> [DIRECTION]: Print each line of the listing once more, precisely as given.

(Stored data)
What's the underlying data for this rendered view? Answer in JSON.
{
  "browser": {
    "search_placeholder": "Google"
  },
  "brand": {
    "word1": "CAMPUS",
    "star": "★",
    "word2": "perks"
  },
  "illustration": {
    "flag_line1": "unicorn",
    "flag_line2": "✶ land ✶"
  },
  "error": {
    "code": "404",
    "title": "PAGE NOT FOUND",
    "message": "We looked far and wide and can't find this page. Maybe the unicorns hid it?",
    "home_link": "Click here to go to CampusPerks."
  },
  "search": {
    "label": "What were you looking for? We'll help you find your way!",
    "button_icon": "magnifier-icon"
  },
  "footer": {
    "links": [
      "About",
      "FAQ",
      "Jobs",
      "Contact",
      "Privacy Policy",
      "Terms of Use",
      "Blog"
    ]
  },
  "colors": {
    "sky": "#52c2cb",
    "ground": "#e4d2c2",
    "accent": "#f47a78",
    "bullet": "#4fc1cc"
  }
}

> [EXERCISE OUTPUT]:
What's the underlying data for this rendered view? Answer in JSON.
{
  "browser": {
    "search_placeholder": "Google"
  },
  "brand": {
    "word1": "CAMPUS",
    "star": "★",
    "word2": "perks"
  },
  "illustration": {
    "flag_line1": "unicorn",
    "flag_line2": "✶ land ✶"
  },
  "error": {
    "code": "404",
    "title": "PAGE NOT FOUND",
    "message": "We looked far and wide and can't find this page. Maybe the unicorns hid it?",
    "home_link": "Click here to go to CampusPerks."
  },
  "search": {
    "label": "What were you looking for? We'll help you find your way!",
    "button_icon": "magnifier-icon"
  },
  "footer": {
    "links": [
      "About",
      "FAQ",
      "Jobs",
      "Contact",
      "Privacy Policy",
      "Terms of Use",
      "Blog"
    ]
  },
  "colors": {
    "sky": "#52c2cb",
    "ground": "#e4d2c2",
    "accent": "#f47a78",
    "bullet": "#4fc1cc"
  }
}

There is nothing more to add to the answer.